■ **Task to carry out**:
Will you extract the entries word for word? Images should not appear in the copy.

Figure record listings

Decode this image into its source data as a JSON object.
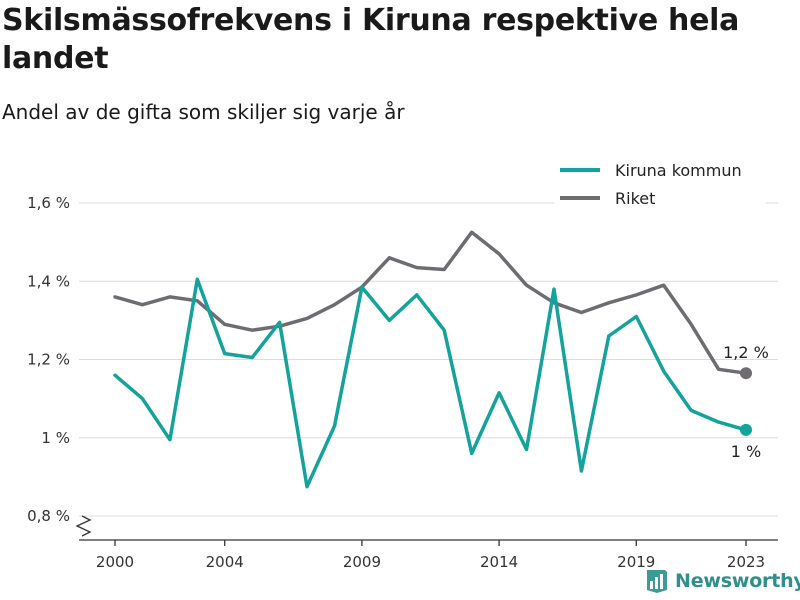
{
  "title": "Skilsmässofrekvens i Kiruna respektive hela landet",
  "subtitle": "Andel av de gifta som skiljer sig varje år",
  "brand": "Newsworthy",
  "chart_data": {
    "type": "line",
    "x": [
      2000,
      2001,
      2002,
      2003,
      2004,
      2005,
      2006,
      2007,
      2008,
      2009,
      2010,
      2011,
      2012,
      2013,
      2014,
      2015,
      2016,
      2017,
      2018,
      2019,
      2020,
      2021,
      2022,
      2023
    ],
    "x_ticks": [
      2000,
      2004,
      2009,
      2014,
      2019,
      2023
    ],
    "ylim": [
      0.8,
      1.6
    ],
    "y_ticks": [
      0.8,
      1.0,
      1.2,
      1.4,
      1.6
    ],
    "y_tick_labels": [
      "0,8 %",
      "1 %",
      "1,2 %",
      "1,4 %",
      "1,6 %"
    ],
    "grid": true,
    "legend_position": "top-right",
    "series": [
      {
        "name": "Kiruna kommun",
        "color": "#14a39b",
        "values": [
          1.16,
          1.1,
          0.995,
          1.405,
          1.215,
          1.205,
          1.295,
          0.875,
          1.03,
          1.385,
          1.3,
          1.365,
          1.275,
          0.96,
          1.115,
          0.97,
          1.38,
          0.915,
          1.26,
          1.31,
          1.17,
          1.07,
          1.04,
          1.02
        ],
        "end_label": "1 %"
      },
      {
        "name": "Riket",
        "color": "#6e6c70",
        "values": [
          1.36,
          1.34,
          1.36,
          1.35,
          1.29,
          1.275,
          1.285,
          1.305,
          1.34,
          1.385,
          1.46,
          1.435,
          1.43,
          1.525,
          1.47,
          1.39,
          1.345,
          1.32,
          1.345,
          1.365,
          1.39,
          1.29,
          1.175,
          1.165
        ],
        "end_label": "1,2 %"
      }
    ]
  }
}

■ **Result below**:
Decode this image into its source data as a JSON object.
{
  "title": "Skilsmässofrekvens i Kiruna respektive hela landet",
  "subtitle": "Andel av de gifta som skiljer sig varje år",
  "brand": "Newsworthy",
  "chart_data": {
    "type": "line",
    "x": [
      2000,
      2001,
      2002,
      2003,
      2004,
      2005,
      2006,
      2007,
      2008,
      2009,
      2010,
      2011,
      2012,
      2013,
      2014,
      2015,
      2016,
      2017,
      2018,
      2019,
      2020,
      2021,
      2022,
      2023
    ],
    "x_ticks": [
      2000,
      2004,
      2009,
      2014,
      2019,
      2023
    ],
    "ylim": [
      0.8,
      1.6
    ],
    "y_ticks": [
      0.8,
      1.0,
      1.2,
      1.4,
      1.6
    ],
    "y_tick_labels": [
      "0,8 %",
      "1 %",
      "1,2 %",
      "1,4 %",
      "1,6 %"
    ],
    "grid": true,
    "legend_position": "top-right",
    "series": [
      {
        "name": "Kiruna kommun",
        "color": "#14a39b",
        "values": [
          1.16,
          1.1,
          0.995,
          1.405,
          1.215,
          1.205,
          1.295,
          0.875,
          1.03,
          1.385,
          1.3,
          1.365,
          1.275,
          0.96,
          1.115,
          0.97,
          1.38,
          0.915,
          1.26,
          1.31,
          1.17,
          1.07,
          1.04,
          1.02
        ],
        "end_label": "1 %"
      },
      {
        "name": "Riket",
        "color": "#6e6c70",
        "values": [
          1.36,
          1.34,
          1.36,
          1.35,
          1.29,
          1.275,
          1.285,
          1.305,
          1.34,
          1.385,
          1.46,
          1.435,
          1.43,
          1.525,
          1.47,
          1.39,
          1.345,
          1.32,
          1.345,
          1.365,
          1.39,
          1.29,
          1.175,
          1.165
        ],
        "end_label": "1,2 %"
      }
    ]
  }
}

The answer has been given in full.